= Aim of the task =
Make an exact copy of the records, dropping all pictures.

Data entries

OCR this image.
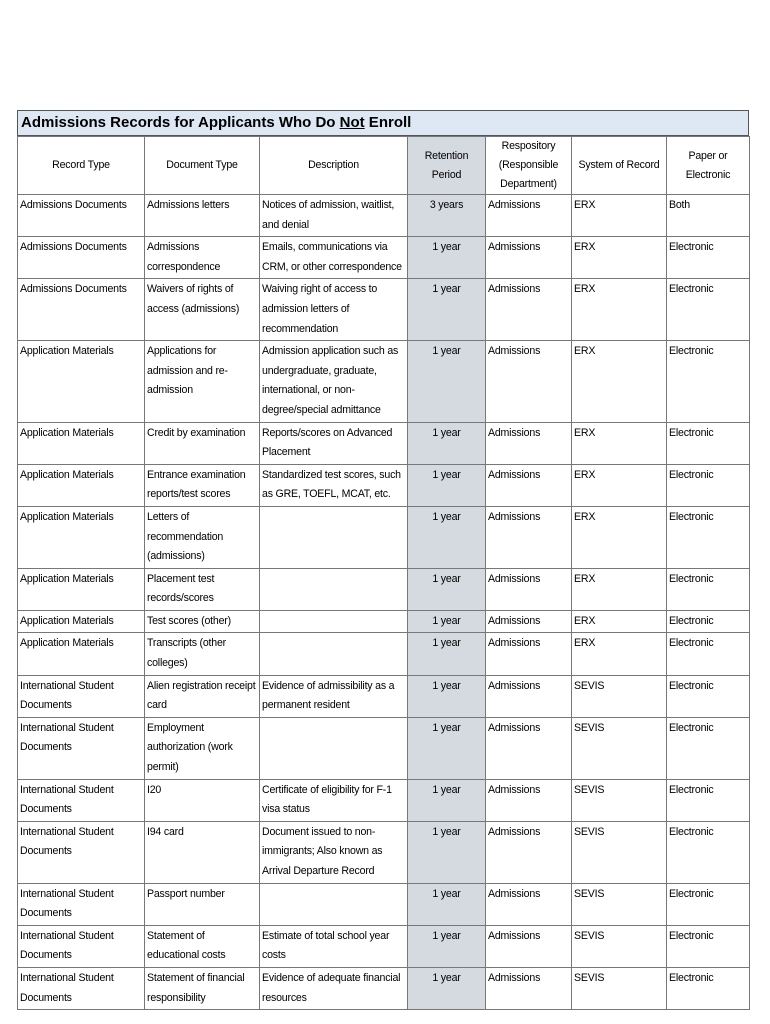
Admissions Records for Applicants Who Do Not Enroll
Record Type	Document Type	Description	Retention Period	Respository (Responsible Department)	System of Record	Paper or Electronic
Admissions Documents	Admissions letters	Notices of admission, waitlist, and denial	3 years	Admissions	ERX	Both
Admissions Documents	Admissions correspondence	Emails, communications via CRM, or other correspondence	1 year	Admissions	ERX	Electronic
Admissions Documents	Waivers of rights of access (admissions)	Waiving right of access to admission letters of recommendation	1 year	Admissions	ERX	Electronic
Application Materials	Applications for admission and re-admission	Admission application such as undergraduate, graduate, international, or non-degree/special admittance	1 year	Admissions	ERX	Electronic
Application Materials	Credit by examination	Reports/scores on Advanced Placement	1 year	Admissions	ERX	Electronic
Application Materials	Entrance examination reports/test scores	Standardized test scores, such as GRE, TOEFL, MCAT, etc.	1 year	Admissions	ERX	Electronic
Application Materials	Letters of recommendation (admissions)		1 year	Admissions	ERX	Electronic
Application Materials	Placement test records/scores		1 year	Admissions	ERX	Electronic
Application Materials	Test scores (other)		1 year	Admissions	ERX	Electronic
Application Materials	Transcripts (other colleges)		1 year	Admissions	ERX	Electronic
International Student Documents	Alien registration receipt card	Evidence of admissibility as a permanent resident	1 year	Admissions	SEVIS	Electronic
International Student Documents	Employment authorization (work permit)		1 year	Admissions	SEVIS	Electronic
International Student Documents	I20	Certificate of eligibility for F-1 visa status	1 year	Admissions	SEVIS	Electronic
International Student Documents	I94 card	Document issued to non-immigrants; Also known as Arrival Departure Record	1 year	Admissions	SEVIS	Electronic
International Student Documents	Passport number		1 year	Admissions	SEVIS	Electronic
International Student Documents	Statement of educational costs	Estimate of total school year costs	1 year	Admissions	SEVIS	Electronic
International Student Documents	Statement of financial responsibility	Evidence of adequate financial resources	1 year	Admissions	SEVIS	Electronic
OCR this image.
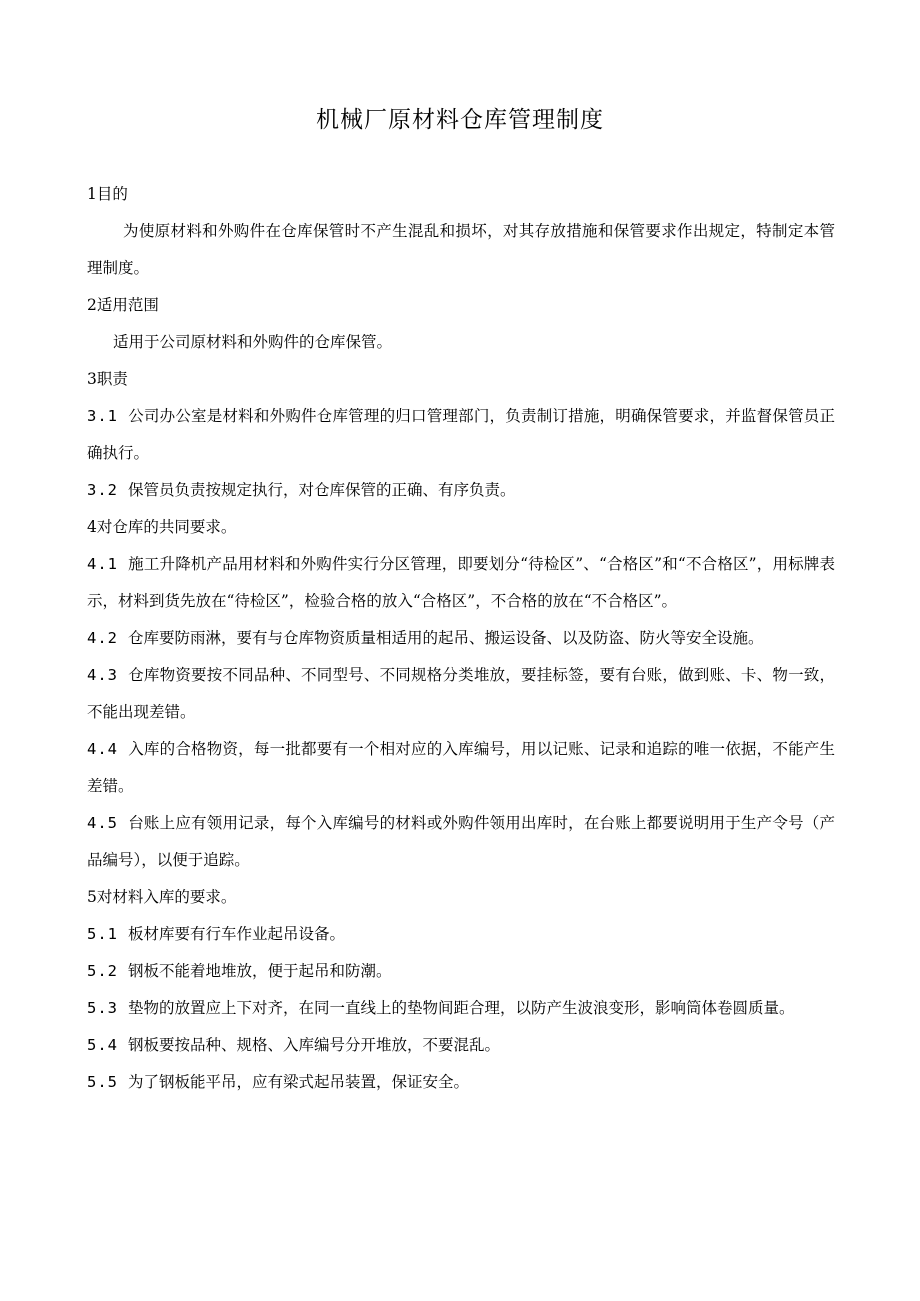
机械厂原材料仓库管理制度

1目的

为使原材料和外购件在仓库保管时不产生混乱和损坏，对其存放措施和保管要求作出规定，特制定本管理制度。

2适用范围

适用于公司原材料和外购件的仓库保管。

3职责

3.1 公司办公室是材料和外购件仓库管理的归口管理部门，负责制订措施，明确保管要求，并监督保管员正确执行。

3.2 保管员负责按规定执行，对仓库保管的正确、有序负责。

4对仓库的共同要求。

4.1 施工升降机产品用材料和外购件实行分区管理，即要划分“待检区”、“合格区”和“不合格区”，用标牌表示，材料到货先放在“待检区”，检验合格的放入“合格区”，不合格的放在“不合格区”。

4.2 仓库要防雨淋，要有与仓库物资质量相适用的起吊、搬运设备、以及防盗、防火等安全设施。

4.3 仓库物资要按不同品种、不同型号、不同规格分类堆放，要挂标签，要有台账，做到账、卡、物一致，不能出现差错。

4.4 入库的合格物资，每一批都要有一个相对应的入库编号，用以记账、记录和追踪的唯一依据，不能产生差错。

4.5 台账上应有领用记录，每个入库编号的材料或外购件领用出库时，在台账上都要说明用于生产令号（产品编号），以便于追踪。

5对材料入库的要求。

5.1 板材库要有行车作业起吊设备。

5.2 钢板不能着地堆放，便于起吊和防潮。

5.3 垫物的放置应上下对齐，在同一直线上的垫物间距合理，以防产生波浪变形，影响筒体卷圆质量。

5.4 钢板要按品种、规格、入库编号分开堆放，不要混乱。

5.5 为了钢板能平吊，应有梁式起吊装置，保证安全。
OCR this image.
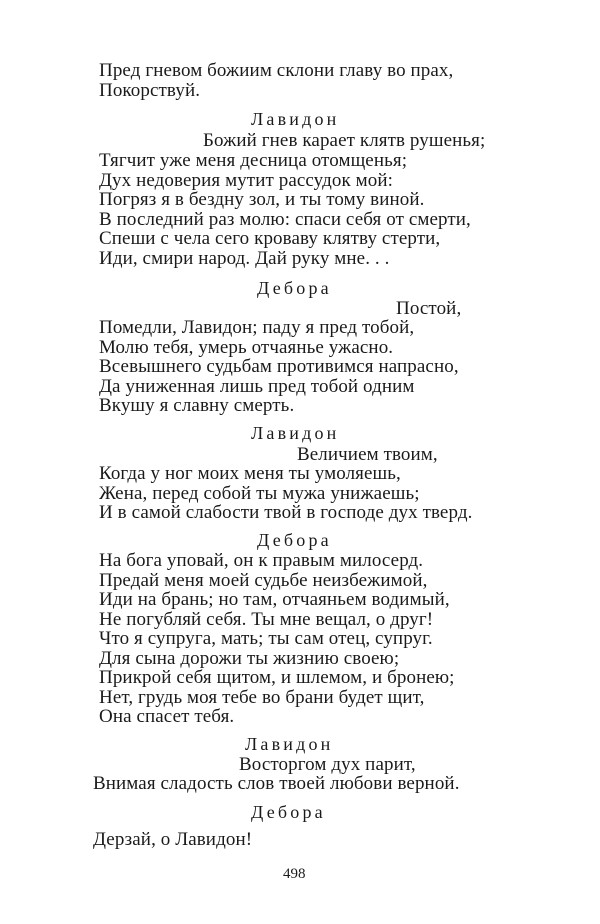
Пред гневом божиим склони главу во прах,
Покорствуй.
Лавидон
Божий гнев карает клятв рушенья;
Тягчит уже меня десница отомщенья;
Дух недоверия мутит рассудок мой:
Погряз я в бездну зол, и ты тому виной.
В последний раз молю: спаси себя от смерти,
Спеши с чела сего кроваву клятву стерти,
Иди, смири народ. Дай руку мне. . .
Дебора
Постой,
Помедли, Лавидон; паду я пред тобой,
Молю тебя, умерь отчаянье ужасно.
Всевышнего судьбам противимся напрасно,
Да униженная лишь пред тобой одним
Вкушу я славну смерть.
Лавидон
Величием твоим,
Когда у ног моих меня ты умоляешь,
Жена, перед собой ты мужа унижаешь;
И в самой слабости твой в господе дух тверд.
Дебора
На бога уповай, он к правым милосерд.
Предай меня моей судьбе неизбежимой,
Иди на брань; но там, отчаяньем водимый,
Не погубляй себя. Ты мне вещал, о друг!
Что я супруга, мать; ты сам отец, супруг.
Для сына дорожи ты жизнию своею;
Прикрой себя щитом, и шлемом, и бронею;
Нет, грудь моя тебе во брани будет щит,
Она спасет тебя.
Лавидон
Восторгом дух парит,
Внимая сладость слов твоей любови верной.
Дебора
Дерзай, о Лавидон!
498
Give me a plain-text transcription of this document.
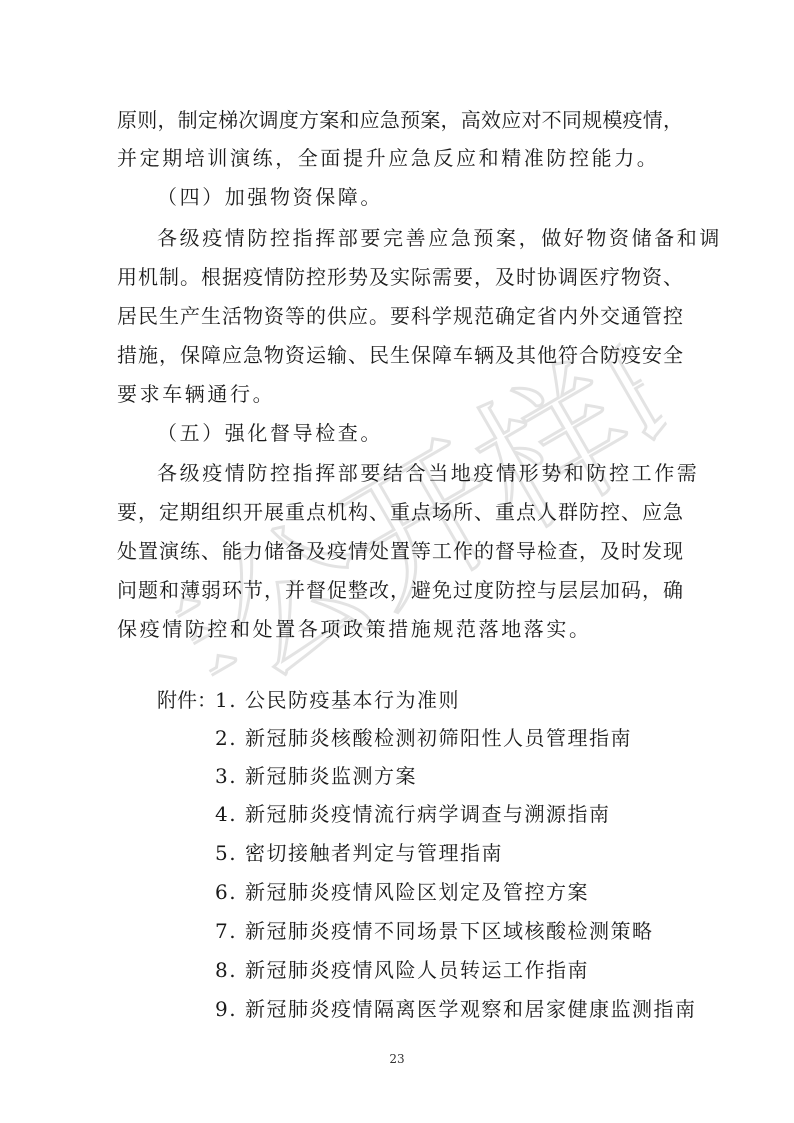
非公开样印
原则，制定梯次调度方案和应急预案，高效应对不同规模疫情，
并定期培训演练，全面提升应急反应和精准防控能力。
（四）加强物资保障。
各级疫情防控指挥部要完善应急预案，做好物资储备和调
用机制。根据疫情防控形势及实际需要，及时协调医疗物资、
居民生产生活物资等的供应。要科学规范确定省内外交通管控
措施，保障应急物资运输、民生保障车辆及其他符合防疫安全
要求车辆通行。
（五）强化督导检查。
各级疫情防控指挥部要结合当地疫情形势和防控工作需
要，定期组织开展重点机构、重点场所、重点人群防控、应急
处置演练、能力储备及疫情处置等工作的督导检查，及时发现
问题和薄弱环节，并督促整改，避免过度防控与层层加码，确
保疫情防控和处置各项政策措施规范落地落实。
附件：
1. 公民防疫基本行为准则
2. 新冠肺炎核酸检测初筛阳性人员管理指南
3. 新冠肺炎监测方案
4. 新冠肺炎疫情流行病学调查与溯源指南
5. 密切接触者判定与管理指南
6. 新冠肺炎疫情风险区划定及管控方案
7. 新冠肺炎疫情不同场景下区域核酸检测策略
8. 新冠肺炎疫情风险人员转运工作指南
9. 新冠肺炎疫情隔离医学观察和居家健康监测指南
23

= Output =
OCR this image.
Admissions Records for Applicants Who Do Not Enroll
Record Type	Document Type	Description	Retention Period	Respository (Responsible Department)	System of Record	Paper or Electronic
Admissions Documents	Admissions letters	Notices of admission, waitlist, and denial	3 years	Admissions	ERX	Both
Admissions Documents	Admissions correspondence	Emails, communications via CRM, or other correspondence	1 year	Admissions	ERX	Electronic
Admissions Documents	Waivers of rights of access (admissions)	Waiving right of access to admission letters of recommendation	1 year	Admissions	ERX	Electronic
Application Materials	Applications for admission and re-admission	Admission application such as undergraduate, graduate, international, or non-degree/special admittance	1 year	Admissions	ERX	Electronic
Application Materials	Credit by examination	Reports/scores on Advanced Placement	1 year	Admissions	ERX	Electronic
Application Materials	Entrance examination reports/test scores	Standardized test scores, such as GRE, TOEFL, MCAT, etc.	1 year	Admissions	ERX	Electronic
Application Materials	Letters of recommendation (admissions)		1 year	Admissions	ERX	Electronic
Application Materials	Placement test records/scores		1 year	Admissions	ERX	Electronic
Application Materials	Test scores (other)		1 year	Admissions	ERX	Electronic
Application Materials	Transcripts (other colleges)		1 year	Admissions	ERX	Electronic
International Student Documents	Alien registration receipt card	Evidence of admissibility as a permanent resident	1 year	Admissions	SEVIS	Electronic
International Student Documents	Employment authorization (work permit)		1 year	Admissions	SEVIS	Electronic
International Student Documents	I20	Certificate of eligibility for F-1 visa status	1 year	Admissions	SEVIS	Electronic
International Student Documents	I94 card	Document issued to non-immigrants; Also known as Arrival Departure Record	1 year	Admissions	SEVIS	Electronic
International Student Documents	Passport number		1 year	Admissions	SEVIS	Electronic
International Student Documents	Statement of educational costs	Estimate of total school year costs	1 year	Admissions	SEVIS	Electronic
International Student Documents	Statement of financial responsibility	Evidence of adequate financial resources	1 year	Admissions	SEVIS	Electronic
OCR this image.
机械厂原材料仓库管理制度

1目的

为使原材料和外购件在仓库保管时不产生混乱和损坏，对其存放措施和保管要求作出规定，特制定本管理制度。

2适用范围

适用于公司原材料和外购件的仓库保管。

3职责

3.1 公司办公室是材料和外购件仓库管理的归口管理部门，负责制订措施，明确保管要求，并监督保管员正确执行。

3.2 保管员负责按规定执行，对仓库保管的正确、有序负责。

4对仓库的共同要求。

4.1 施工升降机产品用材料和外购件实行分区管理，即要划分“待检区”、“合格区”和“不合格区”，用标牌表示，材料到货先放在“待检区”，检验合格的放入“合格区”，不合格的放在“不合格区”。

4.2 仓库要防雨淋，要有与仓库物资质量相适用的起吊、搬运设备、以及防盗、防火等安全设施。

4.3 仓库物资要按不同品种、不同型号、不同规格分类堆放，要挂标签，要有台账，做到账、卡、物一致，不能出现差错。

4.4 入库的合格物资，每一批都要有一个相对应的入库编号，用以记账、记录和追踪的唯一依据，不能产生差错。

4.5 台账上应有领用记录，每个入库编号的材料或外购件领用出库时，在台账上都要说明用于生产令号（产品编号），以便于追踪。

5对材料入库的要求。

5.1 板材库要有行车作业起吊设备。

5.2 钢板不能着地堆放，便于起吊和防潮。

5.3 垫物的放置应上下对齐，在同一直线上的垫物间距合理，以防产生波浪变形，影响筒体卷圆质量。

5.4 钢板要按品种、规格、入库编号分开堆放，不要混乱。

5.5 为了钢板能平吊，应有梁式起吊装置，保证安全。
OCR this image.
Пред гневом божиим склони главу во прах,
Покорствуй.
Лавидон
Божий гнев карает клятв рушенья;
Тягчит уже меня десница отомщенья;
Дух недоверия мутит рассудок мой:
Погряз я в бездну зол, и ты тому виной.
В последний раз молю: спаси себя от смерти,
Спеши с чела сего кроваву клятву стерти,
Иди, смири народ. Дай руку мне. . .
Дебора
Постой,
Помедли, Лавидон; паду я пред тобой,
Молю тебя, умерь отчаянье ужасно.
Всевышнего судьбам противимся напрасно,
Да униженная лишь пред тобой одним
Вкушу я славну смерть.
Лавидон
Величием твоим,
Когда у ног моих меня ты умоляешь,
Жена, перед собой ты мужа унижаешь;
И в самой слабости твой в господе дух тверд.
Дебора
На бога уповай, он к правым милосерд.
Предай меня моей судьбе неизбежимой,
Иди на брань; но там, отчаяньем водимый,
Не погубляй себя. Ты мне вещал, о друг!
Что я супруга, мать; ты сам отец, супруг.
Для сына дорожи ты жизнию своею;
Прикрой себя щитом, и шлемом, и бронею;
Нет, грудь моя тебе во брани будет щит,
Она спасет тебя.
Лавидон
Восторгом дух парит,
Внимая сладость слов твоей любови верной.
Дебора
Дерзай, о Лавидон!
498
Give me a plain-text transcription of this document.
非公开样印
原则，制定梯次调度方案和应急预案，高效应对不同规模疫情，
并定期培训演练，全面提升应急反应和精准防控能力。
（四）加强物资保障。
各级疫情防控指挥部要完善应急预案，做好物资储备和调
用机制。根据疫情防控形势及实际需要，及时协调医疗物资、
居民生产生活物资等的供应。要科学规范确定省内外交通管控
措施，保障应急物资运输、民生保障车辆及其他符合防疫安全
要求车辆通行。
（五）强化督导检查。
各级疫情防控指挥部要结合当地疫情形势和防控工作需
要，定期组织开展重点机构、重点场所、重点人群防控、应急
处置演练、能力储备及疫情处置等工作的督导检查，及时发现
问题和薄弱环节，并督促整改，避免过度防控与层层加码，确
保疫情防控和处置各项政策措施规范落地落实。
附件：
1. 公民防疫基本行为准则
2. 新冠肺炎核酸检测初筛阳性人员管理指南
3. 新冠肺炎监测方案
4. 新冠肺炎疫情流行病学调查与溯源指南
5. 密切接触者判定与管理指南
6. 新冠肺炎疫情风险区划定及管控方案
7. 新冠肺炎疫情不同场景下区域核酸检测策略
8. 新冠肺炎疫情风险人员转运工作指南
9. 新冠肺炎疫情隔离医学观察和居家健康监测指南
23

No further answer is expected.